#### Given instruction
Copy every line of the items below word for word, but leave out the pictures.

══════════════════════════════

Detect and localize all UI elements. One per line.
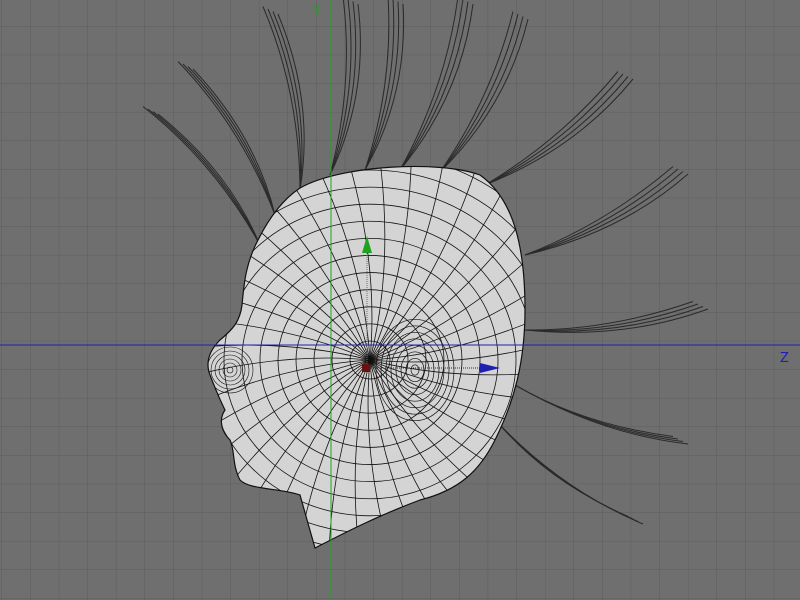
- viewport-scene[interactable]: [0, 0, 800, 600]
- axis-z-label: Z: [780, 351, 789, 366]
- axis-y-label: Y: [313, 4, 321, 19]
- pivot-point-icon[interactable]: [362, 364, 370, 372]
- 3d-viewport[interactable]: Y Z: [0, 0, 800, 600]
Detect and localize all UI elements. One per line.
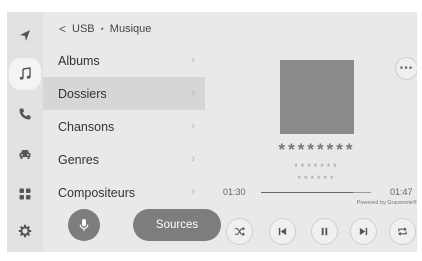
chevron-right-icon: › bbox=[191, 87, 195, 99]
previous-icon bbox=[278, 227, 287, 236]
car-icon bbox=[19, 150, 31, 159]
chevron-right-icon: › bbox=[191, 153, 195, 165]
navigation-arrow-icon bbox=[20, 30, 30, 41]
shuffle-button[interactable] bbox=[226, 218, 253, 245]
nav-navigation-button[interactable] bbox=[9, 20, 41, 52]
repeat-icon bbox=[398, 227, 407, 236]
gear-icon bbox=[18, 224, 32, 238]
list-item-chansons[interactable]: Chansons › bbox=[43, 110, 205, 143]
nav-apps-button[interactable] bbox=[9, 178, 41, 210]
progress-bar[interactable] bbox=[261, 192, 371, 193]
microphone-icon bbox=[79, 219, 89, 231]
shuffle-icon bbox=[234, 226, 245, 237]
list-item-dossiers[interactable]: Dossiers › bbox=[43, 77, 205, 110]
left-nav-bar bbox=[7, 12, 43, 252]
previous-button[interactable] bbox=[269, 218, 296, 245]
nav-media-button[interactable] bbox=[9, 58, 41, 90]
next-icon bbox=[359, 227, 368, 236]
apps-grid-icon bbox=[19, 188, 31, 200]
breadcrumb-section: Musique bbox=[109, 23, 152, 35]
list-item-label: Albums bbox=[58, 53, 100, 68]
breadcrumb: < USB • Musique bbox=[59, 21, 151, 37]
pause-icon bbox=[321, 227, 328, 236]
next-button[interactable] bbox=[350, 218, 377, 245]
list-item-label: Compositeurs bbox=[58, 185, 136, 200]
browse-pane: < USB • Musique Albums › Dossiers › Chan… bbox=[43, 12, 221, 252]
progress-fill bbox=[261, 192, 354, 193]
total-time: 01:47 bbox=[390, 187, 413, 197]
breadcrumb-separator: • bbox=[100, 24, 104, 34]
more-options-button[interactable]: ••• bbox=[395, 57, 417, 80]
media-screen: < USB • Musique Albums › Dossiers › Chan… bbox=[7, 12, 417, 252]
nav-phone-button[interactable] bbox=[9, 98, 41, 130]
track-artist: ******* bbox=[294, 162, 340, 172]
now-playing-pane: ••• ******** ******* ****** 01:30 01:47 … bbox=[205, 12, 417, 252]
list-item-label: Dossiers bbox=[58, 86, 107, 101]
album-art bbox=[280, 60, 354, 134]
back-button[interactable]: < bbox=[59, 22, 66, 36]
nav-settings-button[interactable] bbox=[9, 215, 41, 247]
track-title: ******** bbox=[278, 140, 356, 159]
track-album: ****** bbox=[297, 174, 337, 184]
breadcrumb-source: USB bbox=[72, 23, 95, 35]
repeat-button[interactable] bbox=[389, 218, 416, 245]
music-note-icon bbox=[19, 67, 31, 80]
elapsed-time: 01:30 bbox=[223, 187, 246, 197]
chevron-right-icon: › bbox=[191, 120, 195, 132]
list-item-compositeurs[interactable]: Compositeurs › bbox=[43, 176, 205, 209]
gracenote-credit: Powered by Gracenote® bbox=[356, 200, 417, 206]
list-item-genres[interactable]: Genres › bbox=[43, 143, 205, 176]
list-item-label: Chansons bbox=[58, 119, 115, 134]
list-item-label: Genres bbox=[58, 152, 99, 167]
pause-button[interactable] bbox=[311, 218, 338, 245]
voice-button[interactable] bbox=[68, 209, 100, 241]
list-item-albums[interactable]: Albums › bbox=[43, 44, 205, 77]
chevron-right-icon: › bbox=[191, 54, 195, 66]
nav-vehicle-button[interactable] bbox=[9, 138, 41, 170]
phone-icon bbox=[19, 108, 31, 120]
chevron-right-icon: › bbox=[191, 186, 195, 198]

══════════════════════════════

#### Exercise solution
Detect and localize all UI elements. One per line.
- viewport-scene[interactable]: [0, 0, 800, 600]
- axis-z-label: Z: [780, 351, 789, 366]
- axis-y-label: Y: [313, 4, 321, 19]
- pivot-point-icon[interactable]: [362, 364, 370, 372]
- 3d-viewport[interactable]: Y Z: [0, 0, 800, 600]
Detect and localize all UI elements. One per line.
chevron-right-icon: › bbox=[191, 87, 195, 99]
previous-icon bbox=[278, 227, 287, 236]
car-icon bbox=[19, 150, 31, 159]
chevron-right-icon: › bbox=[191, 153, 195, 165]
navigation-arrow-icon bbox=[20, 30, 30, 41]
shuffle-button[interactable] bbox=[226, 218, 253, 245]
nav-navigation-button[interactable] bbox=[9, 20, 41, 52]
repeat-icon bbox=[398, 227, 407, 236]
gear-icon bbox=[18, 224, 32, 238]
list-item-chansons[interactable]: Chansons › bbox=[43, 110, 205, 143]
nav-apps-button[interactable] bbox=[9, 178, 41, 210]
progress-bar[interactable] bbox=[261, 192, 371, 193]
microphone-icon bbox=[79, 219, 89, 231]
shuffle-icon bbox=[234, 226, 245, 237]
list-item-dossiers[interactable]: Dossiers › bbox=[43, 77, 205, 110]
left-nav-bar bbox=[7, 12, 43, 252]
previous-button[interactable] bbox=[269, 218, 296, 245]
nav-media-button[interactable] bbox=[9, 58, 41, 90]
next-icon bbox=[359, 227, 368, 236]
apps-grid-icon bbox=[19, 188, 31, 200]
breadcrumb-section: Musique bbox=[109, 23, 152, 35]
list-item-label: Albums bbox=[58, 53, 100, 68]
breadcrumb: < USB • Musique bbox=[59, 21, 151, 37]
pause-icon bbox=[321, 227, 328, 236]
next-button[interactable] bbox=[350, 218, 377, 245]
list-item-label: Compositeurs bbox=[58, 185, 136, 200]
browse-pane: < USB • Musique Albums › Dossiers › Chan… bbox=[43, 12, 221, 252]
progress-fill bbox=[261, 192, 354, 193]
total-time: 01:47 bbox=[390, 187, 413, 197]
breadcrumb-separator: • bbox=[100, 24, 104, 34]
more-options-button[interactable]: ••• bbox=[395, 57, 417, 80]
media-screen: < USB • Musique Albums › Dossiers › Chan… bbox=[7, 12, 417, 252]
nav-phone-button[interactable] bbox=[9, 98, 41, 130]
track-artist: ******* bbox=[294, 162, 340, 172]
now-playing-pane: ••• ******** ******* ****** 01:30 01:47 … bbox=[205, 12, 417, 252]
list-item-label: Dossiers bbox=[58, 86, 107, 101]
album-art bbox=[280, 60, 354, 134]
back-button[interactable]: < bbox=[59, 22, 66, 36]
nav-settings-button[interactable] bbox=[9, 215, 41, 247]
track-title: ******** bbox=[278, 140, 356, 159]
track-album: ****** bbox=[297, 174, 337, 184]
breadcrumb-source: USB bbox=[72, 23, 95, 35]
repeat-button[interactable] bbox=[389, 218, 416, 245]
music-note-icon bbox=[19, 67, 31, 80]
elapsed-time: 01:30 bbox=[223, 187, 246, 197]
chevron-right-icon: › bbox=[191, 120, 195, 132]
list-item-compositeurs[interactable]: Compositeurs › bbox=[43, 176, 205, 209]
gracenote-credit: Powered by Gracenote® bbox=[356, 200, 417, 206]
list-item-genres[interactable]: Genres › bbox=[43, 143, 205, 176]
list-item-label: Chansons bbox=[58, 119, 115, 134]
list-item-label: Genres bbox=[58, 152, 99, 167]
pause-button[interactable] bbox=[311, 218, 338, 245]
voice-button[interactable] bbox=[68, 209, 100, 241]
list-item-albums[interactable]: Albums › bbox=[43, 44, 205, 77]
chevron-right-icon: › bbox=[191, 54, 195, 66]
nav-vehicle-button[interactable] bbox=[9, 138, 41, 170]
phone-icon bbox=[19, 108, 31, 120]
chevron-right-icon: › bbox=[191, 186, 195, 198]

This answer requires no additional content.